> **Written request**: Search the data for the word "colors" and copy every line that contains it.

> **Task inputs**:
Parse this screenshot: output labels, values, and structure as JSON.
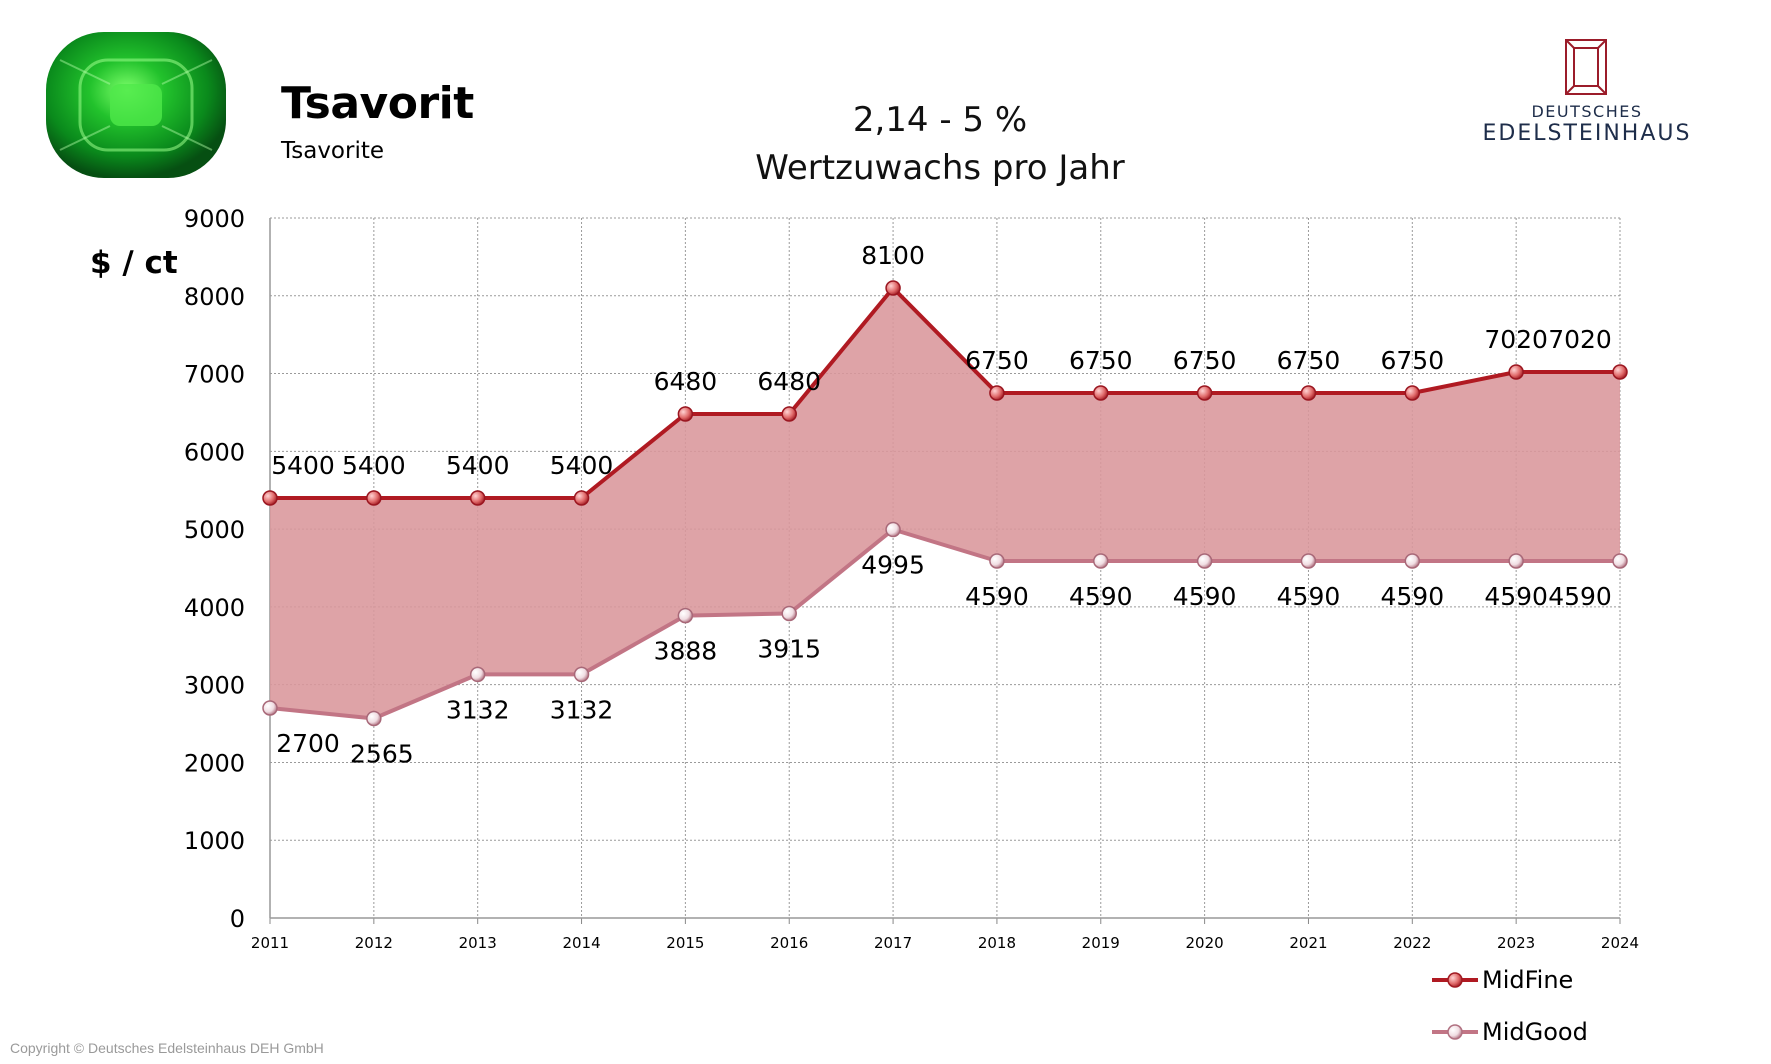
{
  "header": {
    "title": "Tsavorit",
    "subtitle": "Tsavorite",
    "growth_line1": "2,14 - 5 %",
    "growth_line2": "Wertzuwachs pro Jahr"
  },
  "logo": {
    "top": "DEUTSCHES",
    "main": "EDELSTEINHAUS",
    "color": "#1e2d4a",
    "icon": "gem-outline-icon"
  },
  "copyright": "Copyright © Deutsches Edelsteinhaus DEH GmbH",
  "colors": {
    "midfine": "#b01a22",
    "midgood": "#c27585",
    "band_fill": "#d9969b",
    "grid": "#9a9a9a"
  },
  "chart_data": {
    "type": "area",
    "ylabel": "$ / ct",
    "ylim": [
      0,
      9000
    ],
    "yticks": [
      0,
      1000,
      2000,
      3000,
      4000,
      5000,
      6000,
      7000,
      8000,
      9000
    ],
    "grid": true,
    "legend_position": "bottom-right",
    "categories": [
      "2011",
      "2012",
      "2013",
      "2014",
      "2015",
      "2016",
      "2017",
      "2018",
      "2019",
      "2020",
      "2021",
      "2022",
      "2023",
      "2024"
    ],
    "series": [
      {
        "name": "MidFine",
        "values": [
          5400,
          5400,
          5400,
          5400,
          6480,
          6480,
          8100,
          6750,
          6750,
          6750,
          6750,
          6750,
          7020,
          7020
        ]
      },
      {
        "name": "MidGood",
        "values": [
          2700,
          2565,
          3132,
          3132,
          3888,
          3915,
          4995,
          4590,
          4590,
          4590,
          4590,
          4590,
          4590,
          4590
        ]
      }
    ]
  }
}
* * *
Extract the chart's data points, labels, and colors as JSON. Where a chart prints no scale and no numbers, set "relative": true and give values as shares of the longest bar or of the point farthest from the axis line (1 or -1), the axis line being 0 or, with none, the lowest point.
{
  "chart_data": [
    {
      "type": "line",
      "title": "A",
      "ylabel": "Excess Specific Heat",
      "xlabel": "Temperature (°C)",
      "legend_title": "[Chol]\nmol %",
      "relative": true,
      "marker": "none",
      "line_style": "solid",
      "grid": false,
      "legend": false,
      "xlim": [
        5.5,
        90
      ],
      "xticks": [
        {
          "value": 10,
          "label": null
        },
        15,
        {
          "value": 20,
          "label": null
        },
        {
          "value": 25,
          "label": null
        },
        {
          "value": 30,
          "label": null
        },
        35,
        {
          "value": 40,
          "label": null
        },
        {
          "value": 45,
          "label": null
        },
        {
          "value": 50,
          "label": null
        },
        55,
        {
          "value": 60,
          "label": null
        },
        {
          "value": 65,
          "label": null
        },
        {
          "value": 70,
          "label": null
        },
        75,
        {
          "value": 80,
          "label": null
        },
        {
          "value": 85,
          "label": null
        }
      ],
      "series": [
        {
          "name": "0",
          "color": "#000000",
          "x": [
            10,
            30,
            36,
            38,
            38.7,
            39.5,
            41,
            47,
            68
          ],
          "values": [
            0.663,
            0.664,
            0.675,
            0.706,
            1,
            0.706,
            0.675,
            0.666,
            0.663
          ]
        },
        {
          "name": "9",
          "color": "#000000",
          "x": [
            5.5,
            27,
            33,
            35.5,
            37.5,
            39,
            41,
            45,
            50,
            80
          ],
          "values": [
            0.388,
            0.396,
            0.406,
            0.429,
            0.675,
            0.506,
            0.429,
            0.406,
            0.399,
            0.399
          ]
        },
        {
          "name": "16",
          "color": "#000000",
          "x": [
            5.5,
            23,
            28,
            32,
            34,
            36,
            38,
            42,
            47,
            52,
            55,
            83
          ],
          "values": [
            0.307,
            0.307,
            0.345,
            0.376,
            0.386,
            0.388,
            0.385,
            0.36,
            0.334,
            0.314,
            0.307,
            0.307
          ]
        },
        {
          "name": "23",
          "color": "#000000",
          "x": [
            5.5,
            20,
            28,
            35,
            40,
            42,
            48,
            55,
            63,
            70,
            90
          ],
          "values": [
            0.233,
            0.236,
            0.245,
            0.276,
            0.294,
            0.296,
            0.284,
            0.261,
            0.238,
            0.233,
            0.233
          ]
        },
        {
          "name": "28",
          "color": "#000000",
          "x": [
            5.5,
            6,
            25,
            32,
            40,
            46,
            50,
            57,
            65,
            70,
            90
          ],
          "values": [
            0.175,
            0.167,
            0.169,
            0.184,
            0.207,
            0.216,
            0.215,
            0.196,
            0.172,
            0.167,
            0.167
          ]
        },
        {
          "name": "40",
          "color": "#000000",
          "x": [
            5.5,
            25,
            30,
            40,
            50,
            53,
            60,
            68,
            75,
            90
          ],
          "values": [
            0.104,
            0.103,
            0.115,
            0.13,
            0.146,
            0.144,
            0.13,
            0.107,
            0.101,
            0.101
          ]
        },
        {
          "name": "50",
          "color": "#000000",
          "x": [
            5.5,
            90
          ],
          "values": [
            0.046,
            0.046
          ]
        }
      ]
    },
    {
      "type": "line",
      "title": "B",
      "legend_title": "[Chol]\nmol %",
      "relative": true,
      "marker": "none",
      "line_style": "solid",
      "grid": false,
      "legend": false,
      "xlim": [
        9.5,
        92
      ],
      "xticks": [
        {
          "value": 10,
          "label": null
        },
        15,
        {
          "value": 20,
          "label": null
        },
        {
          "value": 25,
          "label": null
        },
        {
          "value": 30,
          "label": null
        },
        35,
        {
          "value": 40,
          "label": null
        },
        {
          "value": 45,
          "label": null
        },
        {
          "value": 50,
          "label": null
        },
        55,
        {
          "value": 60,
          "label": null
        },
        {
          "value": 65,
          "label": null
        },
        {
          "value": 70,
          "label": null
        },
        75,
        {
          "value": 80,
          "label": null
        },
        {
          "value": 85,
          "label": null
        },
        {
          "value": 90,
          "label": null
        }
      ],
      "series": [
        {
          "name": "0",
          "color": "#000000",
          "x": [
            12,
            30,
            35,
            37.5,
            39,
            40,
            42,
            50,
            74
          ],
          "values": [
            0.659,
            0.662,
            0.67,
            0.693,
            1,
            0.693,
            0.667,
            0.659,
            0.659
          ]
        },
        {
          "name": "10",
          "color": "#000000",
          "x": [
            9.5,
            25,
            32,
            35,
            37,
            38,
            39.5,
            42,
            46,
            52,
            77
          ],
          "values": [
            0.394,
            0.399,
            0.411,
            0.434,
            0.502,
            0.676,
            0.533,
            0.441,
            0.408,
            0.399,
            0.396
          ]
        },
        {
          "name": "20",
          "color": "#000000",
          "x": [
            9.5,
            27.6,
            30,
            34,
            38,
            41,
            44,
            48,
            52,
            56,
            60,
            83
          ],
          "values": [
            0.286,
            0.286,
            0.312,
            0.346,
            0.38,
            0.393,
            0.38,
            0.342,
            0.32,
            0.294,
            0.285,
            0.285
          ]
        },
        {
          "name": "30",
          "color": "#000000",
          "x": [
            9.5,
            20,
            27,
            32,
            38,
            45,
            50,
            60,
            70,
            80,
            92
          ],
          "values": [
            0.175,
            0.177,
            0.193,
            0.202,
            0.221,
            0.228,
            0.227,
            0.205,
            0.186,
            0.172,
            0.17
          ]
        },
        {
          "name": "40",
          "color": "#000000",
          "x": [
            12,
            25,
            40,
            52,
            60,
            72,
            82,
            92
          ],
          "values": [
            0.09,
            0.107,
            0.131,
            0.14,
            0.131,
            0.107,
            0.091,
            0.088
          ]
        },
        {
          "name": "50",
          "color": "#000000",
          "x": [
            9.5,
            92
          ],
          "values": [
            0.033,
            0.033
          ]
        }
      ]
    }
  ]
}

> **Final answer**:
  "colors": {
Extract the chart's data points, labels, and colors as JSON. Where a chart prints no scale and no numbers, set "relative": true and give values as shares of the longest bar or of the point farthest from the axis line (1 or -1), the axis line being 0 or, with none, the lowest point.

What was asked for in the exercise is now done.